* _Goal_: Gather every line in the records below that contains the word "value".

* _Extracts from a graphics dataset_:
________________________________________

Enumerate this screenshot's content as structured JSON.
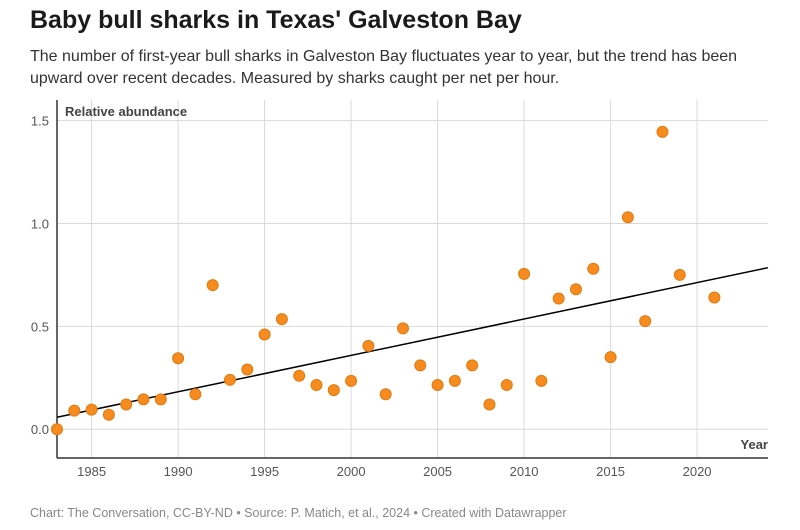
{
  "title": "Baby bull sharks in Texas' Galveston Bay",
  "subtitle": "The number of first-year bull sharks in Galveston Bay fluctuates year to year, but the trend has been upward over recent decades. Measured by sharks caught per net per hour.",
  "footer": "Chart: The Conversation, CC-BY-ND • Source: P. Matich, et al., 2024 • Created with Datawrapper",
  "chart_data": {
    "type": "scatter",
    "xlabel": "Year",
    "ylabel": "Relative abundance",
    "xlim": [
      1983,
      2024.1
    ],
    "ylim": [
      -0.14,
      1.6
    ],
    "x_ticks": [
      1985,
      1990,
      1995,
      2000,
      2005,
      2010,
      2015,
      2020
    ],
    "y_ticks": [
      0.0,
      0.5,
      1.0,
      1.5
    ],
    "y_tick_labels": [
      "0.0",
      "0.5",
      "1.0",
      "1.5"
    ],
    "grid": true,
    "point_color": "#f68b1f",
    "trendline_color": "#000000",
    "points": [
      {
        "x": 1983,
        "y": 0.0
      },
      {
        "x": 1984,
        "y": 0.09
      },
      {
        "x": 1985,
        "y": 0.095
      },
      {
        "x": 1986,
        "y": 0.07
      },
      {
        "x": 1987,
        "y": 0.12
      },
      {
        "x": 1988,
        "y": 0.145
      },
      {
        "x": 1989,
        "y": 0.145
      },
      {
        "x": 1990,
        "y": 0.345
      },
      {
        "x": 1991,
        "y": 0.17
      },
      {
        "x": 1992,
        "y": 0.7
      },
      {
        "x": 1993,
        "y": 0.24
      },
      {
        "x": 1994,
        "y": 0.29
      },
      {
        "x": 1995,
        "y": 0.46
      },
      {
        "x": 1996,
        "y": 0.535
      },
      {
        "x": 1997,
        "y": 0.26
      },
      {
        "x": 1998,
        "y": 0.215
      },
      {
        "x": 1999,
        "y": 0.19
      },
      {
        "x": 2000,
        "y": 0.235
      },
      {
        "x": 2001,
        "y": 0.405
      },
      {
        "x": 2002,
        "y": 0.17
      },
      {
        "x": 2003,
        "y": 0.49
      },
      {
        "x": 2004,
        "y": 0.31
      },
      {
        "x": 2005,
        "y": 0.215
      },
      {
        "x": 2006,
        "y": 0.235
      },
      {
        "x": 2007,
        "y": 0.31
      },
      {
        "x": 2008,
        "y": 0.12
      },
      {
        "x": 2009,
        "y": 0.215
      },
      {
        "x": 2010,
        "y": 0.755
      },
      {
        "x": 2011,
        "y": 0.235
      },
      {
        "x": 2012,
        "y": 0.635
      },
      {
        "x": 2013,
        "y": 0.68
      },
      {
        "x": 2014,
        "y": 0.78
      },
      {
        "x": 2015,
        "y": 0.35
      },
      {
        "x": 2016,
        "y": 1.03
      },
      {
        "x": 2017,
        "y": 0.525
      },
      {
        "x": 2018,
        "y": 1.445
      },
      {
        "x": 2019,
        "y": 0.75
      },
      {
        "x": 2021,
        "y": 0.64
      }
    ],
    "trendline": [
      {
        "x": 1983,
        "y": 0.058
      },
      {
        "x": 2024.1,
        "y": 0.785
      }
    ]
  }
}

________________________________________

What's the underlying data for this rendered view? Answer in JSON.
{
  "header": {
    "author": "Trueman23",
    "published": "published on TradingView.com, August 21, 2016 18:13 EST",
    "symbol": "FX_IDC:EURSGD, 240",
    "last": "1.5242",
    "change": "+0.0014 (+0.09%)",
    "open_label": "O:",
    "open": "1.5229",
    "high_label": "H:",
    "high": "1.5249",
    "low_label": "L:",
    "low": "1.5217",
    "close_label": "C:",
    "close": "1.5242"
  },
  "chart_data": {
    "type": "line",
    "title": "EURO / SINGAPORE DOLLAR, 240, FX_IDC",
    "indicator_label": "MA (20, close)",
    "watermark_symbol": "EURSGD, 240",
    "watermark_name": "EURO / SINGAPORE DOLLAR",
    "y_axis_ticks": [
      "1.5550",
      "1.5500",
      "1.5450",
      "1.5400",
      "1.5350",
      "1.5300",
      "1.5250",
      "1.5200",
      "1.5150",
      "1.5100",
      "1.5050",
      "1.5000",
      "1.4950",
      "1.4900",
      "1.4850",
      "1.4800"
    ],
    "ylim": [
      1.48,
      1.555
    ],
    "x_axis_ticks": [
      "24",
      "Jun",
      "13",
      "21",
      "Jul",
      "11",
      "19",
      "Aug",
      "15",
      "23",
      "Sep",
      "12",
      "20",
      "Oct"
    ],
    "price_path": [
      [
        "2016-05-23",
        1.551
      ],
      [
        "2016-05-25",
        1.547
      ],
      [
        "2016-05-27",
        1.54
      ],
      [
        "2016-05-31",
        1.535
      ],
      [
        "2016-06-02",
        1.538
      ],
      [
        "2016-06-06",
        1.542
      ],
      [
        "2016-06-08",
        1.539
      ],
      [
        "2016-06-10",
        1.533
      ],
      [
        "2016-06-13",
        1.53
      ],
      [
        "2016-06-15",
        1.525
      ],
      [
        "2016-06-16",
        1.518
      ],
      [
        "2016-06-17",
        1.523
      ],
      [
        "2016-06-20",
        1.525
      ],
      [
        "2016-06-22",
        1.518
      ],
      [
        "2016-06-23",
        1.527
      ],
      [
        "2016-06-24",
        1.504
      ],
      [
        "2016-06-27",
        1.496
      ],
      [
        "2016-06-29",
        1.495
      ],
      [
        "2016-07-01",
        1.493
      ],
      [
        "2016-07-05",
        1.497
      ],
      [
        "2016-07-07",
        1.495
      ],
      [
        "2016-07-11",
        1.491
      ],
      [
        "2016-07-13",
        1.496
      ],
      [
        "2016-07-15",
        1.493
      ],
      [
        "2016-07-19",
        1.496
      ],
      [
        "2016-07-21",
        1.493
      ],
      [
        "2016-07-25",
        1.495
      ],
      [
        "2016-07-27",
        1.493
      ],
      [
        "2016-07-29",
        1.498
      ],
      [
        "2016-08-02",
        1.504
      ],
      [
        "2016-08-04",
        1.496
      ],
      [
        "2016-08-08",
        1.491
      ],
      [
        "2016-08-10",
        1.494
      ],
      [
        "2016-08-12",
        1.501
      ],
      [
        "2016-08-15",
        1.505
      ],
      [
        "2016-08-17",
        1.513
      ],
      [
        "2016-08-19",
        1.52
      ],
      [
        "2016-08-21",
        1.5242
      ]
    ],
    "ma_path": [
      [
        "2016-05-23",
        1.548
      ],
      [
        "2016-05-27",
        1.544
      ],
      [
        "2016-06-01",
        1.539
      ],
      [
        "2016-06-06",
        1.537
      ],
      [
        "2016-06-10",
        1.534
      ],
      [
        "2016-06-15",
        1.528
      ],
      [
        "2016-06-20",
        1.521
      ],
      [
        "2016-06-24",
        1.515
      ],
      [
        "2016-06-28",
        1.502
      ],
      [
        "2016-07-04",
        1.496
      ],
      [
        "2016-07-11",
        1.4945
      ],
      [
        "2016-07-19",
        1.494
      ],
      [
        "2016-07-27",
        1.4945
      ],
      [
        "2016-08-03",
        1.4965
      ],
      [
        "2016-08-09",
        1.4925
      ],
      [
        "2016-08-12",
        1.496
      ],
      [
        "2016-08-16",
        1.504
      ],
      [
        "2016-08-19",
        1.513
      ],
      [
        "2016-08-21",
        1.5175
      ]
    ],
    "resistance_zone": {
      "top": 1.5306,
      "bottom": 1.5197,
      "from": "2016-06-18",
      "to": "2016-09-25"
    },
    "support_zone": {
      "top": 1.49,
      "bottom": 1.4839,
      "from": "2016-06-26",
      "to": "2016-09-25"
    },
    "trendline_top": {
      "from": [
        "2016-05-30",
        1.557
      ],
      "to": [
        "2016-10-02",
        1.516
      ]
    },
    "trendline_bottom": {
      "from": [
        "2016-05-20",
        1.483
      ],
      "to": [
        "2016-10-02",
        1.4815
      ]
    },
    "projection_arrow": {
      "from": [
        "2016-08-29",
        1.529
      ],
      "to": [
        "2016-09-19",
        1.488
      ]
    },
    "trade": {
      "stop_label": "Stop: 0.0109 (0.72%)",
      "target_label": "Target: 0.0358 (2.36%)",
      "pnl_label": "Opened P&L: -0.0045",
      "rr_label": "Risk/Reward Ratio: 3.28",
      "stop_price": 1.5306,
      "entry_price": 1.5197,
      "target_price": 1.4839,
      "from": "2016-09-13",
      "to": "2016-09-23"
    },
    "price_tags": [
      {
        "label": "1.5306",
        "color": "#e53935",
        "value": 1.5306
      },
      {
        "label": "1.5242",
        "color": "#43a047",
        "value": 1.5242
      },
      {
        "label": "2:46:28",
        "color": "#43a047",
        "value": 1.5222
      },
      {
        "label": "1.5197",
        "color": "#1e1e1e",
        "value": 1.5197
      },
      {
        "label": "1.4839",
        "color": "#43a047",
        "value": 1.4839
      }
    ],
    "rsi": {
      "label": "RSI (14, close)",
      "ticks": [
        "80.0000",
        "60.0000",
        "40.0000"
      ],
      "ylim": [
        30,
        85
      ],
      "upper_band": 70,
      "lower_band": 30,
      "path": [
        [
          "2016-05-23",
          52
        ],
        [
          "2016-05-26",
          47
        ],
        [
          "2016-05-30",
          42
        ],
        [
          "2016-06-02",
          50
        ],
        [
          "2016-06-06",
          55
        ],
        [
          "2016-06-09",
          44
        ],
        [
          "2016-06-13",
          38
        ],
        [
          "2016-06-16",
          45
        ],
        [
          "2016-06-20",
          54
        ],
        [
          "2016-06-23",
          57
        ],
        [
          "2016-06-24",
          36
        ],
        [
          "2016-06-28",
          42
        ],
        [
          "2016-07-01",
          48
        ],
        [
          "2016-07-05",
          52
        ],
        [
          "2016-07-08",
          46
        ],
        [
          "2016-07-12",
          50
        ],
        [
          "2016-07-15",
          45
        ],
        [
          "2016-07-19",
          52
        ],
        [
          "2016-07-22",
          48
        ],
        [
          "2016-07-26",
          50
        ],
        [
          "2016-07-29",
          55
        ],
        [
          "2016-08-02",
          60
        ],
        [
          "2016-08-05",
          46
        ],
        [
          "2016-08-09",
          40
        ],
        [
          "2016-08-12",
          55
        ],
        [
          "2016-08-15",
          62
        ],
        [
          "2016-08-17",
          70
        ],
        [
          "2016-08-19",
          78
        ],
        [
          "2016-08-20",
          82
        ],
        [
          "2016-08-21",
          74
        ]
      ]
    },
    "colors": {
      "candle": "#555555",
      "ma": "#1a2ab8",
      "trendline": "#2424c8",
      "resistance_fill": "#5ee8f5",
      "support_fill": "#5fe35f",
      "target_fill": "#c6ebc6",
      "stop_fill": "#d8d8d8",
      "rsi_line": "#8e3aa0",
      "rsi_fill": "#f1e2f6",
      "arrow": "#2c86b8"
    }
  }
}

________________________________________

* _Full output_:
        "value": 1.5306
        "value": 1.5242
        "value": 1.5222
        "value": 1.5197
        "value": 1.4839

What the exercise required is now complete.